Lines of data:
-------------------------

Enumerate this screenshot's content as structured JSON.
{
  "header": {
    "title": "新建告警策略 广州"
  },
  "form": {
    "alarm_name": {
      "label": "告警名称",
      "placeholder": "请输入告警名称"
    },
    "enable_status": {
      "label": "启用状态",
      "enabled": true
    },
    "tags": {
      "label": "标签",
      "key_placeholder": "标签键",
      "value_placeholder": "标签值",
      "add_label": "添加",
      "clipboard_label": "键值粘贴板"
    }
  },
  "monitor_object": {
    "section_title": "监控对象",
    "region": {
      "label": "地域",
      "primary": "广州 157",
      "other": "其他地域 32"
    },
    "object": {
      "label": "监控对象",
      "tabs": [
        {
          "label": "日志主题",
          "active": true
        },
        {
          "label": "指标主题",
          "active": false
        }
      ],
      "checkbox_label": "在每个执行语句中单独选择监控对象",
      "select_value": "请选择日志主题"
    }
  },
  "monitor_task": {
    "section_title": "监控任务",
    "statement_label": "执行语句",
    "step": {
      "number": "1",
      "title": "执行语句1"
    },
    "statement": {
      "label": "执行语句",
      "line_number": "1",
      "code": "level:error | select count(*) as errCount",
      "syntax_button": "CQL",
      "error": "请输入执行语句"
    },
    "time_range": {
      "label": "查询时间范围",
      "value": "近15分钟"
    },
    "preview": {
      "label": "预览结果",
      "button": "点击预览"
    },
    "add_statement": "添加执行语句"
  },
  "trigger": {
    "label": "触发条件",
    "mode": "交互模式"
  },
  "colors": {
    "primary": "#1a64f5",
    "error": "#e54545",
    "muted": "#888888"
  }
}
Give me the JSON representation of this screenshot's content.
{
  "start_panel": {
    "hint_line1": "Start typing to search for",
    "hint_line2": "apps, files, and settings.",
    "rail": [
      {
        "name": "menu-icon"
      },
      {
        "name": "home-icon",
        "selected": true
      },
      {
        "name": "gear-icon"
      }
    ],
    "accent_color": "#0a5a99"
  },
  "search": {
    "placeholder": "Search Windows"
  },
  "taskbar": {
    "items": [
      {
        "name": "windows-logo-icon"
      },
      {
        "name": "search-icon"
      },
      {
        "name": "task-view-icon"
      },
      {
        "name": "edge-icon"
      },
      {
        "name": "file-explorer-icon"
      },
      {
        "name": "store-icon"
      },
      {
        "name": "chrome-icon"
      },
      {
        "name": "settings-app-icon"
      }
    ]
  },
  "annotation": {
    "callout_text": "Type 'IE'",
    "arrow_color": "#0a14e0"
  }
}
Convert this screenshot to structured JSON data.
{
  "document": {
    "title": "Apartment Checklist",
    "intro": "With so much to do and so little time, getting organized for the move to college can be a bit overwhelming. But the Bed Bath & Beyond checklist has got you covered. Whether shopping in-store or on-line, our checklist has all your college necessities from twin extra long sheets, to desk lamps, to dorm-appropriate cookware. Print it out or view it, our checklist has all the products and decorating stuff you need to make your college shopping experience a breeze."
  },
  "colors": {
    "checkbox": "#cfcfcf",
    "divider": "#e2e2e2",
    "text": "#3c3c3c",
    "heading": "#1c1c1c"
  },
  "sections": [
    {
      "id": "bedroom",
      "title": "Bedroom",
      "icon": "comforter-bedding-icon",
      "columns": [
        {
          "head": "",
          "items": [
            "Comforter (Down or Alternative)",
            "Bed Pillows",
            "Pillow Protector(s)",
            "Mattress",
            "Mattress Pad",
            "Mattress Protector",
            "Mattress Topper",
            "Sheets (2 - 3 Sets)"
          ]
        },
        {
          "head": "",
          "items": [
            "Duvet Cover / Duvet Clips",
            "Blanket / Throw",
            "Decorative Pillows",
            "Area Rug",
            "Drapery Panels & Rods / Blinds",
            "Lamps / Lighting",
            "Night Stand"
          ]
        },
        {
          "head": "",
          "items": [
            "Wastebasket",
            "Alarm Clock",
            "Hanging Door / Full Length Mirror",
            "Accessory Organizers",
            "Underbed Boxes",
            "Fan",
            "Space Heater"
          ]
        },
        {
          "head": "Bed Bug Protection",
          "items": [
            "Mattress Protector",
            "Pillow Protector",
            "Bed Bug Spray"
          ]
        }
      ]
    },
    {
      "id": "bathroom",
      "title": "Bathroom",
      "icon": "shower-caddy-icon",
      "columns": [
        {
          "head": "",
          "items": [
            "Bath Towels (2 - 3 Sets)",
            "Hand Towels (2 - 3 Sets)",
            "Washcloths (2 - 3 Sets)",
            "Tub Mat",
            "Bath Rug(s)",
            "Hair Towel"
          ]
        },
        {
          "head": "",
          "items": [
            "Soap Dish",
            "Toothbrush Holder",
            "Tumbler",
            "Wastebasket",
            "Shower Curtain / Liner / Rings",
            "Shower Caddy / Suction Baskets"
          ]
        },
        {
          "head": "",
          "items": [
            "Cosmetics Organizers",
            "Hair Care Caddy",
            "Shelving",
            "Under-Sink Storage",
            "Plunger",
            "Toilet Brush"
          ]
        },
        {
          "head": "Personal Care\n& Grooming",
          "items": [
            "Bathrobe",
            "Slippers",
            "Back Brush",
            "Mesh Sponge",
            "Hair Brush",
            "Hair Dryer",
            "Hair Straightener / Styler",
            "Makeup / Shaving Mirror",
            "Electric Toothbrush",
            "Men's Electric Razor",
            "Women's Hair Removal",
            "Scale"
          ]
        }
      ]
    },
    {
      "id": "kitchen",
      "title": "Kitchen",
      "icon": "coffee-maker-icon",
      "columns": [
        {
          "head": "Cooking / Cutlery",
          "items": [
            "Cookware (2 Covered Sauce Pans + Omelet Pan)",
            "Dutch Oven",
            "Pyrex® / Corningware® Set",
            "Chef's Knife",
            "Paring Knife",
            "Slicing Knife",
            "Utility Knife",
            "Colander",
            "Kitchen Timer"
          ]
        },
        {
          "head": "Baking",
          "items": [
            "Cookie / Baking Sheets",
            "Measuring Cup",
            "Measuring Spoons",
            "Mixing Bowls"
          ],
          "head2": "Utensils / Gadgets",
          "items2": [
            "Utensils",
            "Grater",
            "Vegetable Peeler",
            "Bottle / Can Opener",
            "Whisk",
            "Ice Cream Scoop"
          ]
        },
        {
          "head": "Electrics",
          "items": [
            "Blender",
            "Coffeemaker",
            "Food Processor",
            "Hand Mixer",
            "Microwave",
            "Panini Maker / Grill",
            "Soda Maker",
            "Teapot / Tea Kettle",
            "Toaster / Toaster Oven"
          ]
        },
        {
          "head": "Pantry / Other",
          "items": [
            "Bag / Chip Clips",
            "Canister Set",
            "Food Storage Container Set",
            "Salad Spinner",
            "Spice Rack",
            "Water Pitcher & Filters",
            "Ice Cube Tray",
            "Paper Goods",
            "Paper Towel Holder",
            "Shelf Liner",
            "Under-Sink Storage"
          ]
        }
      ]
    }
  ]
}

-------------------------

## Work instructions:
Using the data above, return each line exactly as written.

## Answer below:
Enumerate this screenshot's content as structured JSON.
{
  "header": {
    "title": "新建告警策略 广州"
  },
  "form": {
    "alarm_name": {
      "label": "告警名称",
      "placeholder": "请输入告警名称"
    },
    "enable_status": {
      "label": "启用状态",
      "enabled": true
    },
    "tags": {
      "label": "标签",
      "key_placeholder": "标签键",
      "value_placeholder": "标签值",
      "add_label": "添加",
      "clipboard_label": "键值粘贴板"
    }
  },
  "monitor_object": {
    "section_title": "监控对象",
    "region": {
      "label": "地域",
      "primary": "广州 157",
      "other": "其他地域 32"
    },
    "object": {
      "label": "监控对象",
      "tabs": [
        {
          "label": "日志主题",
          "active": true
        },
        {
          "label": "指标主题",
          "active": false
        }
      ],
      "checkbox_label": "在每个执行语句中单独选择监控对象",
      "select_value": "请选择日志主题"
    }
  },
  "monitor_task": {
    "section_title": "监控任务",
    "statement_label": "执行语句",
    "step": {
      "number": "1",
      "title": "执行语句1"
    },
    "statement": {
      "label": "执行语句",
      "line_number": "1",
      "code": "level:error | select count(*) as errCount",
      "syntax_button": "CQL",
      "error": "请输入执行语句"
    },
    "time_range": {
      "label": "查询时间范围",
      "value": "近15分钟"
    },
    "preview": {
      "label": "预览结果",
      "button": "点击预览"
    },
    "add_statement": "添加执行语句"
  },
  "trigger": {
    "label": "触发条件",
    "mode": "交互模式"
  },
  "colors": {
    "primary": "#1a64f5",
    "error": "#e54545",
    "muted": "#888888"
  }
}
Give me the JSON representation of this screenshot's content.
{
  "start_panel": {
    "hint_line1": "Start typing to search for",
    "hint_line2": "apps, files, and settings.",
    "rail": [
      {
        "name": "menu-icon"
      },
      {
        "name": "home-icon",
        "selected": true
      },
      {
        "name": "gear-icon"
      }
    ],
    "accent_color": "#0a5a99"
  },
  "search": {
    "placeholder": "Search Windows"
  },
  "taskbar": {
    "items": [
      {
        "name": "windows-logo-icon"
      },
      {
        "name": "search-icon"
      },
      {
        "name": "task-view-icon"
      },
      {
        "name": "edge-icon"
      },
      {
        "name": "file-explorer-icon"
      },
      {
        "name": "store-icon"
      },
      {
        "name": "chrome-icon"
      },
      {
        "name": "settings-app-icon"
      }
    ]
  },
  "annotation": {
    "callout_text": "Type 'IE'",
    "arrow_color": "#0a14e0"
  }
}
Convert this screenshot to structured JSON data.
{
  "document": {
    "title": "Apartment Checklist",
    "intro": "With so much to do and so little time, getting organized for the move to college can be a bit overwhelming. But the Bed Bath & Beyond checklist has got you covered. Whether shopping in-store or on-line, our checklist has all your college necessities from twin extra long sheets, to desk lamps, to dorm-appropriate cookware. Print it out or view it, our checklist has all the products and decorating stuff you need to make your college shopping experience a breeze."
  },
  "colors": {
    "checkbox": "#cfcfcf",
    "divider": "#e2e2e2",
    "text": "#3c3c3c",
    "heading": "#1c1c1c"
  },
  "sections": [
    {
      "id": "bedroom",
      "title": "Bedroom",
      "icon": "comforter-bedding-icon",
      "columns": [
        {
          "head": "",
          "items": [
            "Comforter (Down or Alternative)",
            "Bed Pillows",
            "Pillow Protector(s)",
            "Mattress",
            "Mattress Pad",
            "Mattress Protector",
            "Mattress Topper",
            "Sheets (2 - 3 Sets)"
          ]
        },
        {
          "head": "",
          "items": [
            "Duvet Cover / Duvet Clips",
            "Blanket / Throw",
            "Decorative Pillows",
            "Area Rug",
            "Drapery Panels & Rods / Blinds",
            "Lamps / Lighting",
            "Night Stand"
          ]
        },
        {
          "head": "",
          "items": [
            "Wastebasket",
            "Alarm Clock",
            "Hanging Door / Full Length Mirror",
            "Accessory Organizers",
            "Underbed Boxes",
            "Fan",
            "Space Heater"
          ]
        },
        {
          "head": "Bed Bug Protection",
          "items": [
            "Mattress Protector",
            "Pillow Protector",
            "Bed Bug Spray"
          ]
        }
      ]
    },
    {
      "id": "bathroom",
      "title": "Bathroom",
      "icon": "shower-caddy-icon",
      "columns": [
        {
          "head": "",
          "items": [
            "Bath Towels (2 - 3 Sets)",
            "Hand Towels (2 - 3 Sets)",
            "Washcloths (2 - 3 Sets)",
            "Tub Mat",
            "Bath Rug(s)",
            "Hair Towel"
          ]
        },
        {
          "head": "",
          "items": [
            "Soap Dish",
            "Toothbrush Holder",
            "Tumbler",
            "Wastebasket",
            "Shower Curtain / Liner / Rings",
            "Shower Caddy / Suction Baskets"
          ]
        },
        {
          "head": "",
          "items": [
            "Cosmetics Organizers",
            "Hair Care Caddy",
            "Shelving",
            "Under-Sink Storage",
            "Plunger",
            "Toilet Brush"
          ]
        },
        {
          "head": "Personal Care\n& Grooming",
          "items": [
            "Bathrobe",
            "Slippers",
            "Back Brush",
            "Mesh Sponge",
            "Hair Brush",
            "Hair Dryer",
            "Hair Straightener / Styler",
            "Makeup / Shaving Mirror",
            "Electric Toothbrush",
            "Men's Electric Razor",
            "Women's Hair Removal",
            "Scale"
          ]
        }
      ]
    },
    {
      "id": "kitchen",
      "title": "Kitchen",
      "icon": "coffee-maker-icon",
      "columns": [
        {
          "head": "Cooking / Cutlery",
          "items": [
            "Cookware (2 Covered Sauce Pans + Omelet Pan)",
            "Dutch Oven",
            "Pyrex® / Corningware® Set",
            "Chef's Knife",
            "Paring Knife",
            "Slicing Knife",
            "Utility Knife",
            "Colander",
            "Kitchen Timer"
          ]
        },
        {
          "head": "Baking",
          "items": [
            "Cookie / Baking Sheets",
            "Measuring Cup",
            "Measuring Spoons",
            "Mixing Bowls"
          ],
          "head2": "Utensils / Gadgets",
          "items2": [
            "Utensils",
            "Grater",
            "Vegetable Peeler",
            "Bottle / Can Opener",
            "Whisk",
            "Ice Cream Scoop"
          ]
        },
        {
          "head": "Electrics",
          "items": [
            "Blender",
            "Coffeemaker",
            "Food Processor",
            "Hand Mixer",
            "Microwave",
            "Panini Maker / Grill",
            "Soda Maker",
            "Teapot / Tea Kettle",
            "Toaster / Toaster Oven"
          ]
        },
        {
          "head": "Pantry / Other",
          "items": [
            "Bag / Chip Clips",
            "Canister Set",
            "Food Storage Container Set",
            "Salad Spinner",
            "Spice Rack",
            "Water Pitcher & Filters",
            "Ice Cube Tray",
            "Paper Goods",
            "Paper Towel Holder",
            "Shelf Liner",
            "Under-Sink Storage"
          ]
        }
      ]
    }
  ]
}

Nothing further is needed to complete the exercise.